Extracted data entries:
------------------------
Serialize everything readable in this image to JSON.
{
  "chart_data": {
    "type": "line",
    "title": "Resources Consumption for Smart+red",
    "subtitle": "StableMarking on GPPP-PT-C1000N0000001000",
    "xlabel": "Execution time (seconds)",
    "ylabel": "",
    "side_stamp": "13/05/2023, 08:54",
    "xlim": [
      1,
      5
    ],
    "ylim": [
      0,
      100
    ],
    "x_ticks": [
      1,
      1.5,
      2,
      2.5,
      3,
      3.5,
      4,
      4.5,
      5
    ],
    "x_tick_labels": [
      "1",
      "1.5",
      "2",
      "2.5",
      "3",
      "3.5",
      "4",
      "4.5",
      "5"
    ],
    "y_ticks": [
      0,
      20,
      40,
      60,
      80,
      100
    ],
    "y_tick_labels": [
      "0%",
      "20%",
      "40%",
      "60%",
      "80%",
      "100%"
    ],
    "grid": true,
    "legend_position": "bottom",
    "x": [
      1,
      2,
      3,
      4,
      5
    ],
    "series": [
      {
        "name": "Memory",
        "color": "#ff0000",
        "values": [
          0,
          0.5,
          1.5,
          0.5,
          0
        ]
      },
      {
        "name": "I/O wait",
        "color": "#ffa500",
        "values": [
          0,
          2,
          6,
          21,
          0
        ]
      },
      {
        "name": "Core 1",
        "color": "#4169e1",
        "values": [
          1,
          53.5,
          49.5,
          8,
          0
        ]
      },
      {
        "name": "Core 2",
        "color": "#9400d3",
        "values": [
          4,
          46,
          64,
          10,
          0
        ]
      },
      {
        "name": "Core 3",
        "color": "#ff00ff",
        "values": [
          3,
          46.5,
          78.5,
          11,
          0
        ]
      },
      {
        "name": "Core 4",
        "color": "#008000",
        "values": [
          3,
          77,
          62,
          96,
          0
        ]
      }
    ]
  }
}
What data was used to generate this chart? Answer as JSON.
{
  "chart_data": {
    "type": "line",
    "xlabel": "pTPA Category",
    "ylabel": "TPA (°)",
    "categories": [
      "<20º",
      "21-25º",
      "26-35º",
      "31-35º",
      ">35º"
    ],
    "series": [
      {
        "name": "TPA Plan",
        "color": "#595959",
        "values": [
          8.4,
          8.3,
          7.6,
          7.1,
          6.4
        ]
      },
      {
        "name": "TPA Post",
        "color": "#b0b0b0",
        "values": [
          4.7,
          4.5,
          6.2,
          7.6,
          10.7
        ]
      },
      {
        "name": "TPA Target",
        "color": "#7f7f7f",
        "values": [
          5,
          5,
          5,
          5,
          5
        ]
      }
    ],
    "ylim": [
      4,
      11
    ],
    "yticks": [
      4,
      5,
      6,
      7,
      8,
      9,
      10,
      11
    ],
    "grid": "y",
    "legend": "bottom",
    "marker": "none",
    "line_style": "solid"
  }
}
------------------------
__Goal__. Give again only the lines starting at the one that contains "What data was" and running to the end of the data.

__Output below__.
What data was used to generate this chart? Answer as JSON.
{
  "chart_data": {
    "type": "line",
    "xlabel": "pTPA Category",
    "ylabel": "TPA (°)",
    "categories": [
      "<20º",
      "21-25º",
      "26-35º",
      "31-35º",
      ">35º"
    ],
    "series": [
      {
        "name": "TPA Plan",
        "color": "#595959",
        "values": [
          8.4,
          8.3,
          7.6,
          7.1,
          6.4
        ]
      },
      {
        "name": "TPA Post",
        "color": "#b0b0b0",
        "values": [
          4.7,
          4.5,
          6.2,
          7.6,
          10.7
        ]
      },
      {
        "name": "TPA Target",
        "color": "#7f7f7f",
        "values": [
          5,
          5,
          5,
          5,
          5
        ]
      }
    ],
    "ylim": [
      4,
      11
    ],
    "yticks": [
      4,
      5,
      6,
      7,
      8,
      9,
      10,
      11
    ],
    "grid": "y",
    "legend": "bottom",
    "marker": "none",
    "line_style": "solid"
  }
}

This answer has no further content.